### Task directions
Return every line below in which "network" appears.

>> START Listing

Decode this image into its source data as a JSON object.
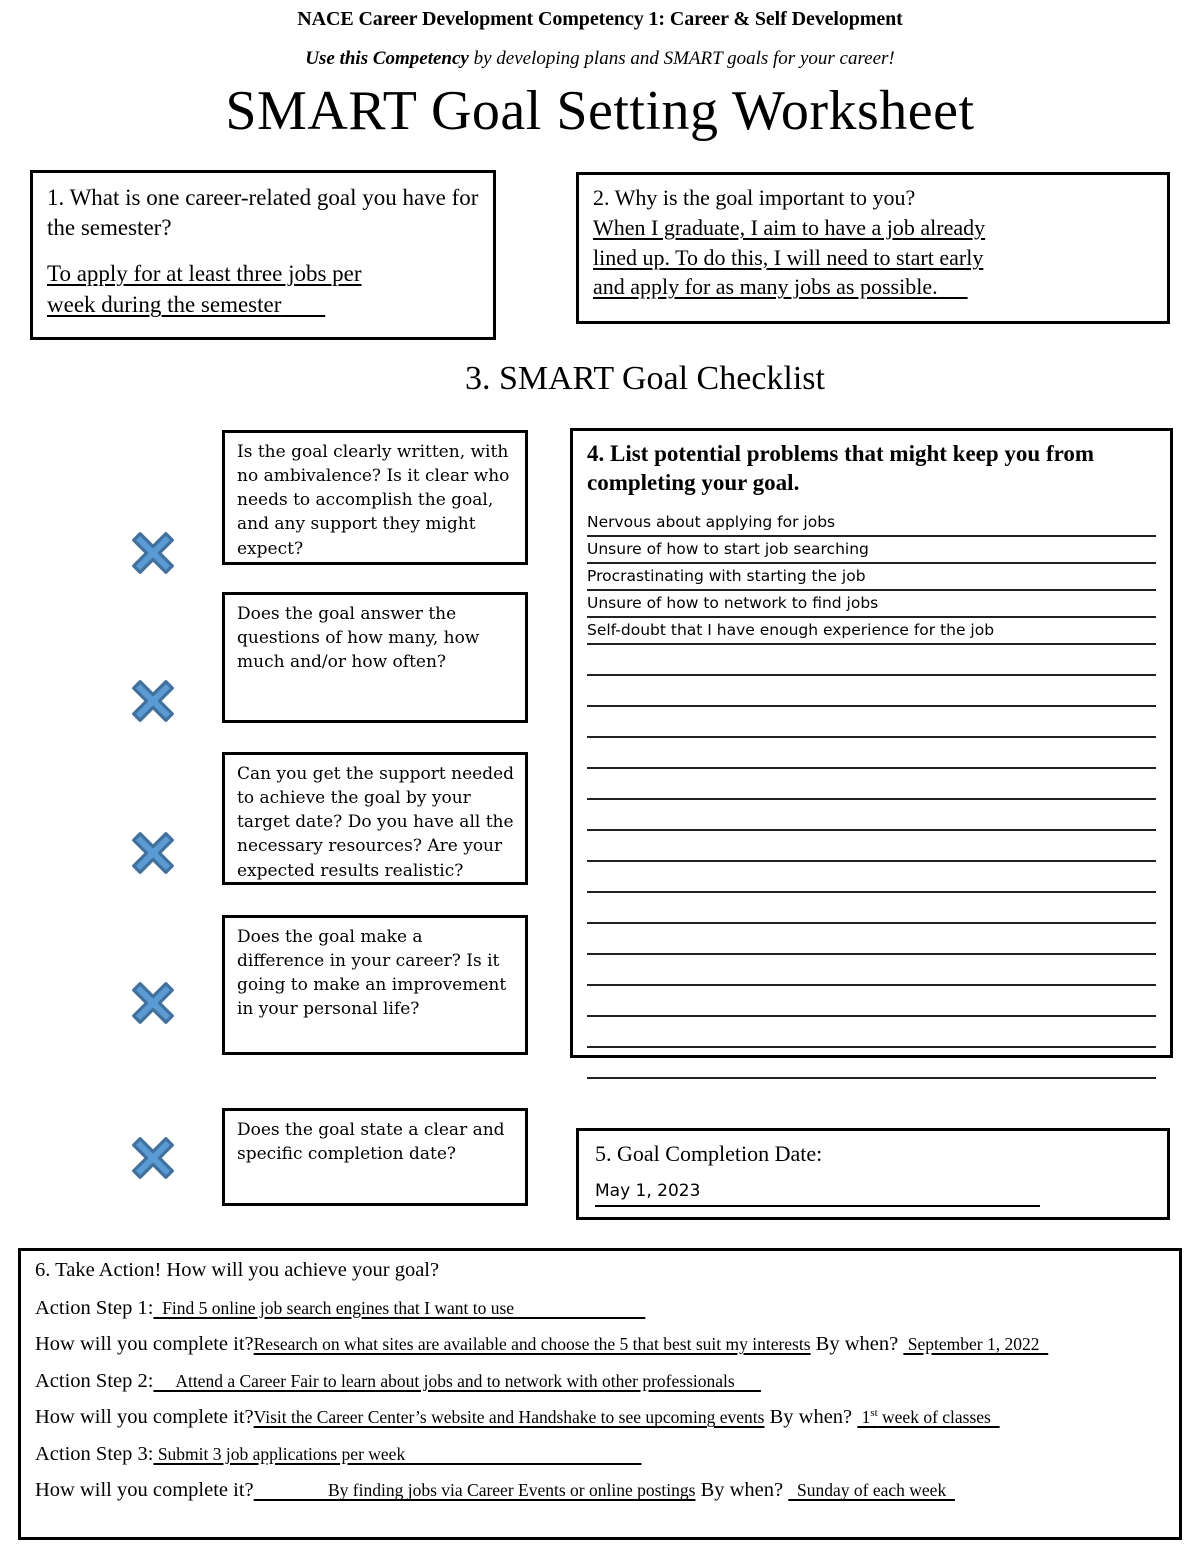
{
  "header": {
    "competency_line": "NACE Career Development Competency 1: Career & Self Development",
    "subtitle_bold": "Use this Competency",
    "subtitle_rest": " by developing plans and SMART goals for your career!",
    "title": "SMART Goal Setting Worksheet"
  },
  "q1": {
    "prompt": "1. What is one career-related goal you have for the semester?",
    "answer_line1": "To apply for at least three jobs per",
    "answer_line2": "week during the semester"
  },
  "q2": {
    "prompt": "2. Why is the goal important to you?",
    "answer_line1": "When I graduate, I aim to have a job already",
    "answer_line2": "lined up. To do this, I will need to start early",
    "answer_line3": "and apply for as many jobs as possible."
  },
  "section3": {
    "title": "3. SMART Goal Checklist",
    "items": [
      {
        "icon": "blue-x-icon",
        "text": "Is the goal clearly written, with no ambivalence? Is it clear who needs to accomplish the goal, and any support they might expect?"
      },
      {
        "icon": "blue-x-icon",
        "text": "Does the goal answer the questions of how many, how much and/or how often?"
      },
      {
        "icon": "blue-x-icon",
        "text": "Can you get the support needed to achieve the goal by your target date? Do you have all the necessary resources? Are your expected results realistic?"
      },
      {
        "icon": "blue-x-icon",
        "text": "Does the goal make a difference in your career? Is it going to make an improvement in your personal life?"
      },
      {
        "icon": "blue-x-icon",
        "text": "Does the goal state a clear and specific completion date?"
      }
    ]
  },
  "q4": {
    "prompt": "4. List potential problems that might keep you from completing your goal.",
    "filled_lines": [
      "Nervous about applying for jobs",
      "Unsure of how to start job searching",
      "Procrastinating with starting the job",
      "Unsure of how to network to find jobs",
      "Self-doubt that I have enough experience for the job"
    ],
    "empty_line_count": 14
  },
  "q5": {
    "label": "5. Goal Completion Date:",
    "value": "May 1, 2023"
  },
  "q6": {
    "prompt": "6. Take Action! How will you achieve your goal?",
    "step_label_1": "Action Step 1:",
    "step_label_2": "Action Step 2:",
    "step_label_3": "Action Step 3:",
    "how_label": "How will you complete it?",
    "by_when_label": "By when?",
    "steps": [
      {
        "step_value": "Find 5 online job search engines that I want to use",
        "how_value": "Research on what sites are available and choose the 5 that best suit my interests",
        "when_value": "September 1, 2022",
        "when_sup": ""
      },
      {
        "step_value": "Attend a Career Fair to learn about jobs and to network with other professionals",
        "how_value": "Visit the Career Center’s website and Handshake to see upcoming events",
        "when_value": "1",
        "when_sup": "st",
        "when_tail": " week of classes"
      },
      {
        "step_value": "Submit 3 job applications per week",
        "how_value": "By finding jobs via Career Events or online postings",
        "when_value": "Sunday of each week",
        "when_sup": ""
      }
    ]
  },
  "colors": {
    "icon_fill": "#5b9bd5",
    "icon_stroke": "#41719c",
    "border": "#000000",
    "rule": "#222222"
  }
}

>> END Listing

### Correct response
      "Unsure of how to network to find jobs",
        "step_value": "Attend a Career Fair to learn about jobs and to network with other professionals",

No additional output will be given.